* begin Records to process *

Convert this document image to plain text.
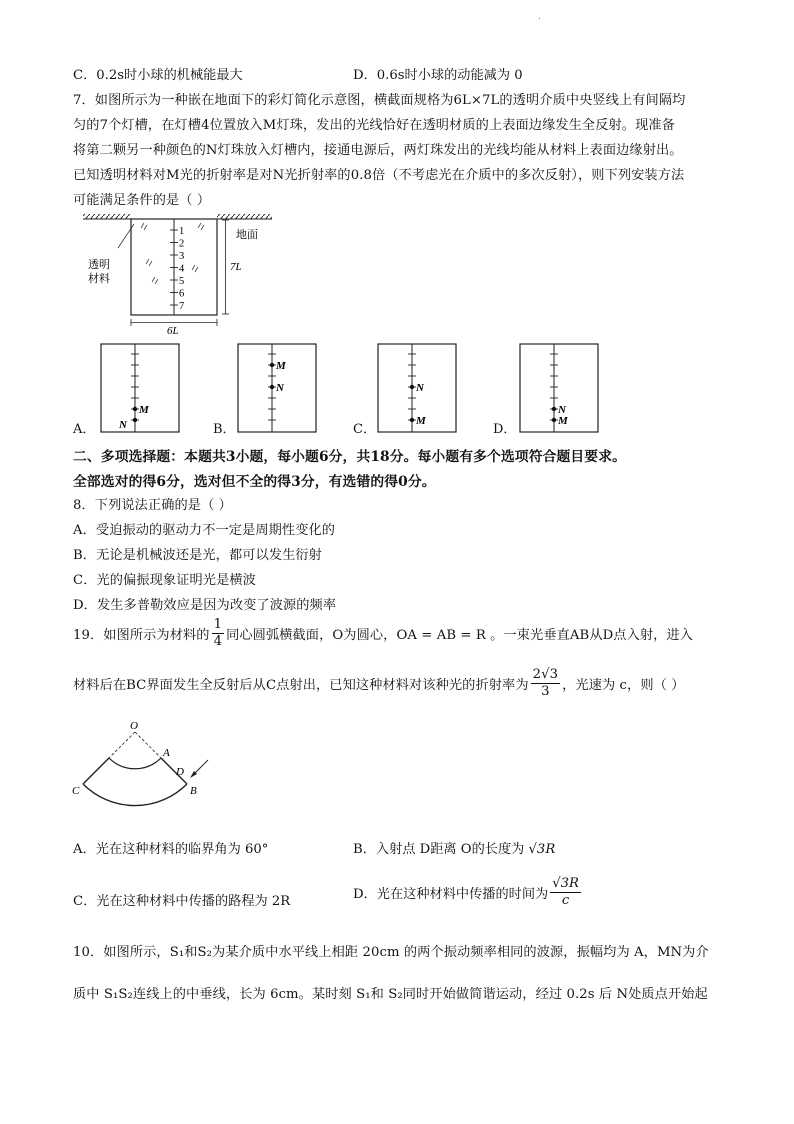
.
C．0.2s时小球的机械能最大	D．0.6s时小球的动能减为 0
7．如图所示为一种嵌在地面下的彩灯简化示意图，横截面规格为6L×7L的透明介质中央竖线上有间隔均
匀的7个灯槽，在灯槽4位置放入M灯珠，发出的光线恰好在透明材质的上表面边缘发生全反射。现准备
将第二颗另一种颜色的N灯珠放入灯槽内，接通电源后，两灯珠发出的光线均能从材料上表面边缘射出。
已知透明材料对M光的折射率是对N光折射率的0.8倍（不考虑光在介质中的多次反射），则下列安装方法
可能满足条件的是（ ）
1
2
3
4
5
6
7
7L
6L
地面
透明
材料
A．
M
N	B．
M
N
C．
N
M
D．
N
M
二、多项选择题：本题共3小题，每小题6分，共18分。每小题有多个选项符合题目要求。
全部选对的得6分，选对但不全的得3分，有选错的得0分。
8．下列说法正确的是（ ）
A．受迫振动的驱动力不一定是周期性变化的
B．无论是机械波还是光，都可以发生衍射
C．光的偏振现象证明光是横波
D．发生多普勒效应是因为改变了波源的频率
19．如图所示为材料的 $\frac{1}{4}$ 同心圆弧横截面，O为圆心，OA = AB = R 。一束光垂直AB从D点入射，进入
材料后在BC界面发生全反射后从C点射出，已知这种材料对该种光的折射率为 $\frac{2√3}{3}$ ，光速为 c，则（ ）
O
A
D
B
C
A．光在这种材料的临界角为 60°	B．入射点 D距离 O的长度为 √3R
C．光在这种材料中传播的路程为 2R	D．光在这种材料中传播的时间为 $\frac{√3R}{c}$
10．如图所示，S₁和S₂为某介质中水平线上相距 20cm 的两个振动频率相同的波源，振幅均为 A，MN为介
质中 S₁S₂连线上的中垂线，长为 6cm。某时刻 S₁和 S₂同时开始做简谐运动，经过 0.2s 后 N处质点开始起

* end Records to process *

> _What to do_:
Copy all of the entries verbatim, leaving out any pictures they contain.

> _Final result_:
Convert this document image to plain text.
.
C．0.2s时小球的机械能最大	D．0.6s时小球的动能减为 0
7．如图所示为一种嵌在地面下的彩灯简化示意图，横截面规格为6L×7L的透明介质中央竖线上有间隔均
匀的7个灯槽，在灯槽4位置放入M灯珠，发出的光线恰好在透明材质的上表面边缘发生全反射。现准备
将第二颗另一种颜色的N灯珠放入灯槽内，接通电源后，两灯珠发出的光线均能从材料上表面边缘射出。
已知透明材料对M光的折射率是对N光折射率的0.8倍（不考虑光在介质中的多次反射），则下列安装方法
可能满足条件的是（ ）
1
2
3
4
5
6
7
7L
6L
地面
透明
材料
A．
M
N	B．
M
N
C．
N
M
D．
N
M
二、多项选择题：本题共3小题，每小题6分，共18分。每小题有多个选项符合题目要求。
全部选对的得6分，选对但不全的得3分，有选错的得0分。
8．下列说法正确的是（ ）
A．受迫振动的驱动力不一定是周期性变化的
B．无论是机械波还是光，都可以发生衍射
C．光的偏振现象证明光是横波
D．发生多普勒效应是因为改变了波源的频率
19．如图所示为材料的 $\frac{1}{4}$ 同心圆弧横截面，O为圆心，OA = AB = R 。一束光垂直AB从D点入射，进入
材料后在BC界面发生全反射后从C点射出，已知这种材料对该种光的折射率为 $\frac{2√3}{3}$ ，光速为 c，则（ ）
O
A
D
B
C
A．光在这种材料的临界角为 60°	B．入射点 D距离 O的长度为 √3R
C．光在这种材料中传播的路程为 2R	D．光在这种材料中传播的时间为 $\frac{√3R}{c}$
10．如图所示，S₁和S₂为某介质中水平线上相距 20cm 的两个振动频率相同的波源，振幅均为 A，MN为介
质中 S₁S₂连线上的中垂线，长为 6cm。某时刻 S₁和 S₂同时开始做简谐运动，经过 0.2s 后 N处质点开始起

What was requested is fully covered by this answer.